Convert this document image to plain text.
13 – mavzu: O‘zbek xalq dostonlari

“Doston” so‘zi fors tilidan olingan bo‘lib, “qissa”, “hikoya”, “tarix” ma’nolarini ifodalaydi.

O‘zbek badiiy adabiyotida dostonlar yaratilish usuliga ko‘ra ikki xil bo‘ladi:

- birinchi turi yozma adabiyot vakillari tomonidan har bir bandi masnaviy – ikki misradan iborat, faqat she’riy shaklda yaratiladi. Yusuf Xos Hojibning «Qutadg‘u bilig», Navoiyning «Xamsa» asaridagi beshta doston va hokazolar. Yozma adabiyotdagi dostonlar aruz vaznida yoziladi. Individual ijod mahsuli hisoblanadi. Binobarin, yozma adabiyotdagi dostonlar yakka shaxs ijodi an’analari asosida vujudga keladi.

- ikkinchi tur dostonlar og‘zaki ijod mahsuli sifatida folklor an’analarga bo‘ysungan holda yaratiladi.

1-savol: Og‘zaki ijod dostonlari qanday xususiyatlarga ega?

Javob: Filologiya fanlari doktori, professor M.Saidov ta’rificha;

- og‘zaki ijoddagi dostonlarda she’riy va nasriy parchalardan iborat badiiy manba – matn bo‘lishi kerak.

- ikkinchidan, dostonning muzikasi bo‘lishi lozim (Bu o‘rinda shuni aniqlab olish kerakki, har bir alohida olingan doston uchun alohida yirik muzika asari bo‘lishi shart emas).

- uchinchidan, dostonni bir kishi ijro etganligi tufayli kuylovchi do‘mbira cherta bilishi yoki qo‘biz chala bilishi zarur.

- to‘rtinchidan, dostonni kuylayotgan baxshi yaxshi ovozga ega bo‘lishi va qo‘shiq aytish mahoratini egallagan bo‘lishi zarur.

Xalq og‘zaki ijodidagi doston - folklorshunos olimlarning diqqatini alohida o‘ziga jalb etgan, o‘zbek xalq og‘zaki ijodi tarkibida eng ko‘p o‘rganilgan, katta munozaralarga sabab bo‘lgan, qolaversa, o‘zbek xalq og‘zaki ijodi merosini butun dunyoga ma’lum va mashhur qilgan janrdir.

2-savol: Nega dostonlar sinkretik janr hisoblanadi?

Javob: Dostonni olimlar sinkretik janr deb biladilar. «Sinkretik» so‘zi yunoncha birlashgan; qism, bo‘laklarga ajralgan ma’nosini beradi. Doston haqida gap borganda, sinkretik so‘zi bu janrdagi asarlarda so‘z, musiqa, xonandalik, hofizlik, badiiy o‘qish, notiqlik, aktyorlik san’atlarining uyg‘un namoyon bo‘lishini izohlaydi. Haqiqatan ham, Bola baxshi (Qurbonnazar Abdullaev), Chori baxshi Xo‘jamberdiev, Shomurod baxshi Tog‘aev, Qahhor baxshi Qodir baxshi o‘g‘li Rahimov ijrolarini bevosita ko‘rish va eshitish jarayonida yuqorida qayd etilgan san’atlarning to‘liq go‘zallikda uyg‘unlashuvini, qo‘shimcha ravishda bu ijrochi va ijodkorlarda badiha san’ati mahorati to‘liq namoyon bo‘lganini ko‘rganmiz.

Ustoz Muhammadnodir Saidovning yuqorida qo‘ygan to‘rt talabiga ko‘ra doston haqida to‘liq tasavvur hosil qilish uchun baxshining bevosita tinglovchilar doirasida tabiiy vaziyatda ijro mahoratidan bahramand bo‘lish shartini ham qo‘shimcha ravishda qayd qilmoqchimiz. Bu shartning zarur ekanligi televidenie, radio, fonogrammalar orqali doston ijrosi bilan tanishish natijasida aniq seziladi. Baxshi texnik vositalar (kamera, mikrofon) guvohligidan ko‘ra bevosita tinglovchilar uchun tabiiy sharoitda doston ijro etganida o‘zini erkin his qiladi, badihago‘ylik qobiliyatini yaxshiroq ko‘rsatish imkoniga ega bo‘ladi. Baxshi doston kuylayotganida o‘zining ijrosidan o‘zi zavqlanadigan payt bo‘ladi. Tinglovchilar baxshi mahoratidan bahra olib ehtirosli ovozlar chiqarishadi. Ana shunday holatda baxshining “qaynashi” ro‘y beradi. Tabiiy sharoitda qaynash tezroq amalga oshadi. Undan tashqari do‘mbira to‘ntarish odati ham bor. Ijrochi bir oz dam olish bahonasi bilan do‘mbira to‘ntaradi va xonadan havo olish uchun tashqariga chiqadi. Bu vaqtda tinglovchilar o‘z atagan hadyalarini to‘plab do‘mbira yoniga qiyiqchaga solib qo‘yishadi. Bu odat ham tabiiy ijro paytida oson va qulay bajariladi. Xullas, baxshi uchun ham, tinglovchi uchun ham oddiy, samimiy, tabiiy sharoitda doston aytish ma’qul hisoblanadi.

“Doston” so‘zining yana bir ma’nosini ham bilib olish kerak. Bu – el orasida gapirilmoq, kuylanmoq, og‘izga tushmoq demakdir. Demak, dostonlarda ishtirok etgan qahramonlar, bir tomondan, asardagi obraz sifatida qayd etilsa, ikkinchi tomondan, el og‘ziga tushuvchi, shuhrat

□ □ □ □ □ □ □

▶ Task: Write out all the records above again, exactly as they stand.

▶ Written solution:
Convert this document image to plain text.
13 – mavzu: O‘zbek xalq dostonlari

“Doston” so‘zi fors tilidan olingan bo‘lib, “qissa”, “hikoya”, “tarix” ma’nolarini ifodalaydi.

O‘zbek badiiy adabiyotida dostonlar yaratilish usuliga ko‘ra ikki xil bo‘ladi:

- birinchi turi yozma adabiyot vakillari tomonidan har bir bandi masnaviy – ikki misradan iborat, faqat she’riy shaklda yaratiladi. Yusuf Xos Hojibning «Qutadg‘u bilig», Navoiyning «Xamsa» asaridagi beshta doston va hokazolar. Yozma adabiyotdagi dostonlar aruz vaznida yoziladi. Individual ijod mahsuli hisoblanadi. Binobarin, yozma adabiyotdagi dostonlar yakka shaxs ijodi an’analari asosida vujudga keladi.

- ikkinchi tur dostonlar og‘zaki ijod mahsuli sifatida folklor an’analarga bo‘ysungan holda yaratiladi.

1-savol: Og‘zaki ijod dostonlari qanday xususiyatlarga ega?

Javob: Filologiya fanlari doktori, professor M.Saidov ta’rificha;

- og‘zaki ijoddagi dostonlarda she’riy va nasriy parchalardan iborat badiiy manba – matn bo‘lishi kerak.

- ikkinchidan, dostonning muzikasi bo‘lishi lozim (Bu o‘rinda shuni aniqlab olish kerakki, har bir alohida olingan doston uchun alohida yirik muzika asari bo‘lishi shart emas).

- uchinchidan, dostonni bir kishi ijro etganligi tufayli kuylovchi do‘mbira cherta bilishi yoki qo‘biz chala bilishi zarur.

- to‘rtinchidan, dostonni kuylayotgan baxshi yaxshi ovozga ega bo‘lishi va qo‘shiq aytish mahoratini egallagan bo‘lishi zarur.

Xalq og‘zaki ijodidagi doston - folklorshunos olimlarning diqqatini alohida o‘ziga jalb etgan, o‘zbek xalq og‘zaki ijodi tarkibida eng ko‘p o‘rganilgan, katta munozaralarga sabab bo‘lgan, qolaversa, o‘zbek xalq og‘zaki ijodi merosini butun dunyoga ma’lum va mashhur qilgan janrdir.

2-savol: Nega dostonlar sinkretik janr hisoblanadi?

Javob: Dostonni olimlar sinkretik janr deb biladilar. «Sinkretik» so‘zi yunoncha birlashgan; qism, bo‘laklarga ajralgan ma’nosini beradi. Doston haqida gap borganda, sinkretik so‘zi bu janrdagi asarlarda so‘z, musiqa, xonandalik, hofizlik, badiiy o‘qish, notiqlik, aktyorlik san’atlarining uyg‘un namoyon bo‘lishini izohlaydi. Haqiqatan ham, Bola baxshi (Qurbonnazar Abdullaev), Chori baxshi Xo‘jamberdiev, Shomurod baxshi Tog‘aev, Qahhor baxshi Qodir baxshi o‘g‘li Rahimov ijrolarini bevosita ko‘rish va eshitish jarayonida yuqorida qayd etilgan san’atlarning to‘liq go‘zallikda uyg‘unlashuvini, qo‘shimcha ravishda bu ijrochi va ijodkorlarda badiha san’ati mahorati to‘liq namoyon bo‘lganini ko‘rganmiz.

Ustoz Muhammadnodir Saidovning yuqorida qo‘ygan to‘rt talabiga ko‘ra doston haqida to‘liq tasavvur hosil qilish uchun baxshining bevosita tinglovchilar doirasida tabiiy vaziyatda ijro mahoratidan bahramand bo‘lish shartini ham qo‘shimcha ravishda qayd qilmoqchimiz. Bu shartning zarur ekanligi televidenie, radio, fonogrammalar orqali doston ijrosi bilan tanishish natijasida aniq seziladi. Baxshi texnik vositalar (kamera, mikrofon) guvohligidan ko‘ra bevosita tinglovchilar uchun tabiiy sharoitda doston ijro etganida o‘zini erkin his qiladi, badihago‘ylik qobiliyatini yaxshiroq ko‘rsatish imkoniga ega bo‘ladi. Baxshi doston kuylayotganida o‘zining ijrosidan o‘zi zavqlanadigan payt bo‘ladi. Tinglovchilar baxshi mahoratidan bahra olib ehtirosli ovozlar chiqarishadi. Ana shunday holatda baxshining “qaynashi” ro‘y beradi. Tabiiy sharoitda qaynash tezroq amalga oshadi. Undan tashqari do‘mbira to‘ntarish odati ham bor. Ijrochi bir oz dam olish bahonasi bilan do‘mbira to‘ntaradi va xonadan havo olish uchun tashqariga chiqadi. Bu vaqtda tinglovchilar o‘z atagan hadyalarini to‘plab do‘mbira yoniga qiyiqchaga solib qo‘yishadi. Bu odat ham tabiiy ijro paytida oson va qulay bajariladi. Xullas, baxshi uchun ham, tinglovchi uchun ham oddiy, samimiy, tabiiy sharoitda doston aytish ma’qul hisoblanadi.

“Doston” so‘zining yana bir ma’nosini ham bilib olish kerak. Bu – el orasida gapirilmoq, kuylanmoq, og‘izga tushmoq demakdir. Demak, dostonlarda ishtirok etgan qahramonlar, bir tomondan, asardagi obraz sifatida qayd etilsa, ikkinchi tomondan, el og‘ziga tushuvchi, shuhrat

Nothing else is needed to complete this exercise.